Listed records:
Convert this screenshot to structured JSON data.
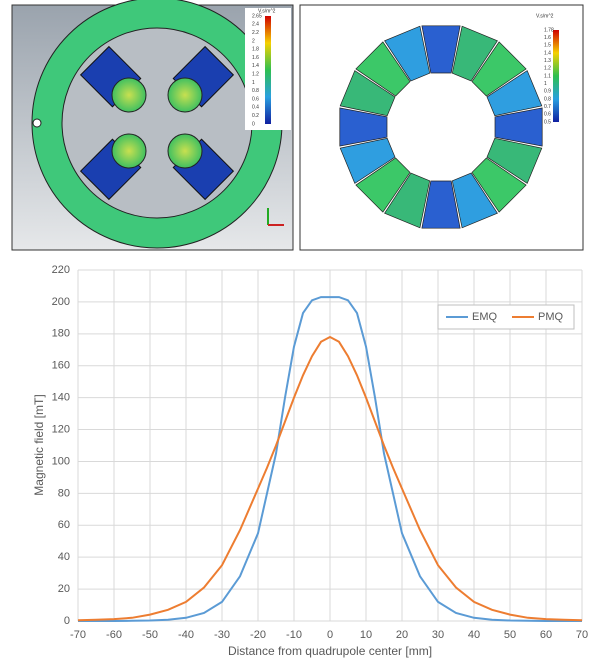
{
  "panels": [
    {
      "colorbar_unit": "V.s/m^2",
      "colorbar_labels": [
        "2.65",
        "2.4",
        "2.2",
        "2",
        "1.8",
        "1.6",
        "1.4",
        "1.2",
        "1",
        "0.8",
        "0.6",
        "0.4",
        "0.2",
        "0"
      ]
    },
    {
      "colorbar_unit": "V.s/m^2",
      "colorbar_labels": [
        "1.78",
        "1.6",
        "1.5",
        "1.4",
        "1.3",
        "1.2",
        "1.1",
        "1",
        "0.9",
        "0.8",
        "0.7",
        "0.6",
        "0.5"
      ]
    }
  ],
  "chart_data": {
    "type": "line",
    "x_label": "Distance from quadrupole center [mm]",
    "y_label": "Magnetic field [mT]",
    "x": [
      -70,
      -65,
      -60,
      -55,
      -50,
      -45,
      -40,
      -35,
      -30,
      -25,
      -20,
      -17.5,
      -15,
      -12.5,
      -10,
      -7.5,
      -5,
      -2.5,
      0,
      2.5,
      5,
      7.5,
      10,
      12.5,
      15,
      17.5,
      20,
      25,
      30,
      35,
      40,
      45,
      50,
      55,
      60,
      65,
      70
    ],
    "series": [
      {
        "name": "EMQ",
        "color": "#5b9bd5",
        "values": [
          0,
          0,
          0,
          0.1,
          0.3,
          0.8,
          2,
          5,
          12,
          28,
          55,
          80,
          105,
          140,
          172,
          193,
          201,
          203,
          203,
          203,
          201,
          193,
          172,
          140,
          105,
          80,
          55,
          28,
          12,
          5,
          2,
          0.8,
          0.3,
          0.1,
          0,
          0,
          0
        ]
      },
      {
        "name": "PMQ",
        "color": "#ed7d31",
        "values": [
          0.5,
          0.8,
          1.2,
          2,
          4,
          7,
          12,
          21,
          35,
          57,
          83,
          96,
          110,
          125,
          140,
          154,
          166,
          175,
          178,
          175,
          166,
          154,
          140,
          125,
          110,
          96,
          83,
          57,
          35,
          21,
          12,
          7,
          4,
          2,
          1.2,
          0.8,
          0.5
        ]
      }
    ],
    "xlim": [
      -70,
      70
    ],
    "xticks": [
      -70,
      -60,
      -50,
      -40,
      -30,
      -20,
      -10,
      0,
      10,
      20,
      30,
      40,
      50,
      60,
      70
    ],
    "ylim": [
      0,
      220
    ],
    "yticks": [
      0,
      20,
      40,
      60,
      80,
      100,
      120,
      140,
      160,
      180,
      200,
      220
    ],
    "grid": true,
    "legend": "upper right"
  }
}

Work to do: Copy all the entries word for word. Omit any pictures.

Response to this exercise:
Convert this screenshot to structured JSON data.
{
  "panels": [
    {
      "colorbar_unit": "V.s/m^2",
      "colorbar_labels": [
        "2.65",
        "2.4",
        "2.2",
        "2",
        "1.8",
        "1.6",
        "1.4",
        "1.2",
        "1",
        "0.8",
        "0.6",
        "0.4",
        "0.2",
        "0"
      ]
    },
    {
      "colorbar_unit": "V.s/m^2",
      "colorbar_labels": [
        "1.78",
        "1.6",
        "1.5",
        "1.4",
        "1.3",
        "1.2",
        "1.1",
        "1",
        "0.9",
        "0.8",
        "0.7",
        "0.6",
        "0.5"
      ]
    }
  ],
  "chart_data": {
    "type": "line",
    "x_label": "Distance from quadrupole center [mm]",
    "y_label": "Magnetic field [mT]",
    "x": [
      -70,
      -65,
      -60,
      -55,
      -50,
      -45,
      -40,
      -35,
      -30,
      -25,
      -20,
      -17.5,
      -15,
      -12.5,
      -10,
      -7.5,
      -5,
      -2.5,
      0,
      2.5,
      5,
      7.5,
      10,
      12.5,
      15,
      17.5,
      20,
      25,
      30,
      35,
      40,
      45,
      50,
      55,
      60,
      65,
      70
    ],
    "series": [
      {
        "name": "EMQ",
        "color": "#5b9bd5",
        "values": [
          0,
          0,
          0,
          0.1,
          0.3,
          0.8,
          2,
          5,
          12,
          28,
          55,
          80,
          105,
          140,
          172,
          193,
          201,
          203,
          203,
          203,
          201,
          193,
          172,
          140,
          105,
          80,
          55,
          28,
          12,
          5,
          2,
          0.8,
          0.3,
          0.1,
          0,
          0,
          0
        ]
      },
      {
        "name": "PMQ",
        "color": "#ed7d31",
        "values": [
          0.5,
          0.8,
          1.2,
          2,
          4,
          7,
          12,
          21,
          35,
          57,
          83,
          96,
          110,
          125,
          140,
          154,
          166,
          175,
          178,
          175,
          166,
          154,
          140,
          125,
          110,
          96,
          83,
          57,
          35,
          21,
          12,
          7,
          4,
          2,
          1.2,
          0.8,
          0.5
        ]
      }
    ],
    "xlim": [
      -70,
      70
    ],
    "xticks": [
      -70,
      -60,
      -50,
      -40,
      -30,
      -20,
      -10,
      0,
      10,
      20,
      30,
      40,
      50,
      60,
      70
    ],
    "ylim": [
      0,
      220
    ],
    "yticks": [
      0,
      20,
      40,
      60,
      80,
      100,
      120,
      140,
      160,
      180,
      200,
      220
    ],
    "grid": true,
    "legend": "upper right"
  }
}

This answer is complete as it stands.